◆ Exercise goal ◆
Would you restate, exactly as they appear, the lines from the one containing "OCR this image." through the end of the data below?

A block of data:
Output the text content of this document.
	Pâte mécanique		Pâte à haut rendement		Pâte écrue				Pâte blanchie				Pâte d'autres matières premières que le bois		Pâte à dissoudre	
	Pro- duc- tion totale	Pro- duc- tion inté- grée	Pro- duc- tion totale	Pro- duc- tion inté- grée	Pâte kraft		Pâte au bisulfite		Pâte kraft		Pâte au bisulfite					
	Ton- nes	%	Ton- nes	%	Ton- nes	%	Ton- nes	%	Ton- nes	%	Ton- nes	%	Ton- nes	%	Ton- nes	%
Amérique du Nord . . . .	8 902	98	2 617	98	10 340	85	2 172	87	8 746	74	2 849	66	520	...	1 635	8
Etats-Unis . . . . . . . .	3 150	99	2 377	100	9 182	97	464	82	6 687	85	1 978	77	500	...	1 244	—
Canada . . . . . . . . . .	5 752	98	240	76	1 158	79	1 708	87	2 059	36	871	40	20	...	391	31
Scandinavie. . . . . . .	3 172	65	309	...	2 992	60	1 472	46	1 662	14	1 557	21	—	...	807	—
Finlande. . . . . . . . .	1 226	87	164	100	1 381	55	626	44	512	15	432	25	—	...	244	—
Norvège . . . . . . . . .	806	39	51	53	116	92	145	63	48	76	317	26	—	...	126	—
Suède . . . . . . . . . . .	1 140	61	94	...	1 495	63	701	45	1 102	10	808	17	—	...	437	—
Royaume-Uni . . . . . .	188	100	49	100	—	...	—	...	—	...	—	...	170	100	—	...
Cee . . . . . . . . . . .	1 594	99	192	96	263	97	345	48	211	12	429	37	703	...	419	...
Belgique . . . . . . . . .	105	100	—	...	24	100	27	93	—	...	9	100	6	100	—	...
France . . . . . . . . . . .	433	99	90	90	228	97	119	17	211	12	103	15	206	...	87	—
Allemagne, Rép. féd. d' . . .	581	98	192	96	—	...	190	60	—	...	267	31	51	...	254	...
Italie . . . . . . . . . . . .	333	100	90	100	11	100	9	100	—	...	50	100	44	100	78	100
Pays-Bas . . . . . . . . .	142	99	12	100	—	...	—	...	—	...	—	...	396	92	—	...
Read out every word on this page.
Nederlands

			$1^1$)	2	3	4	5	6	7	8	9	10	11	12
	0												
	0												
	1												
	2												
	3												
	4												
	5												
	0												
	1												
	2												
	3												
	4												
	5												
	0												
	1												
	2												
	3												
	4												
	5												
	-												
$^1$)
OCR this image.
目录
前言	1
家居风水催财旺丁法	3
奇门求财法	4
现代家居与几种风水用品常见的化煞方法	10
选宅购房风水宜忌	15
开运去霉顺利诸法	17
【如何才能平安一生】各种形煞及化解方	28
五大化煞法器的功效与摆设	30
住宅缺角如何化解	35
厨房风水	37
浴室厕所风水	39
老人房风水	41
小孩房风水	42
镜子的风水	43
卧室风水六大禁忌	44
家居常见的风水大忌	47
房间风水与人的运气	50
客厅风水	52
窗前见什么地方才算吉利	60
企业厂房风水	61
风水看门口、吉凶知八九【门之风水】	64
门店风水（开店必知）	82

◆ Written response ◆
OCR this image.
目录
前言	1
家居风水催财旺丁法	3
奇门求财法	4
现代家居与几种风水用品常见的化煞方法	10
选宅购房风水宜忌	15
开运去霉顺利诸法	17
【如何才能平安一生】各种形煞及化解方	28
五大化煞法器的功效与摆设	30
住宅缺角如何化解	35
厨房风水	37
浴室厕所风水	39
老人房风水	41
小孩房风水	42
镜子的风水	43
卧室风水六大禁忌	44
家居常见的风水大忌	47
房间风水与人的运气	50
客厅风水	52
窗前见什么地方才算吉利	60
企业厂房风水	61
风水看门口、吉凶知八九【门之风水】	64
门店风水（开店必知）	82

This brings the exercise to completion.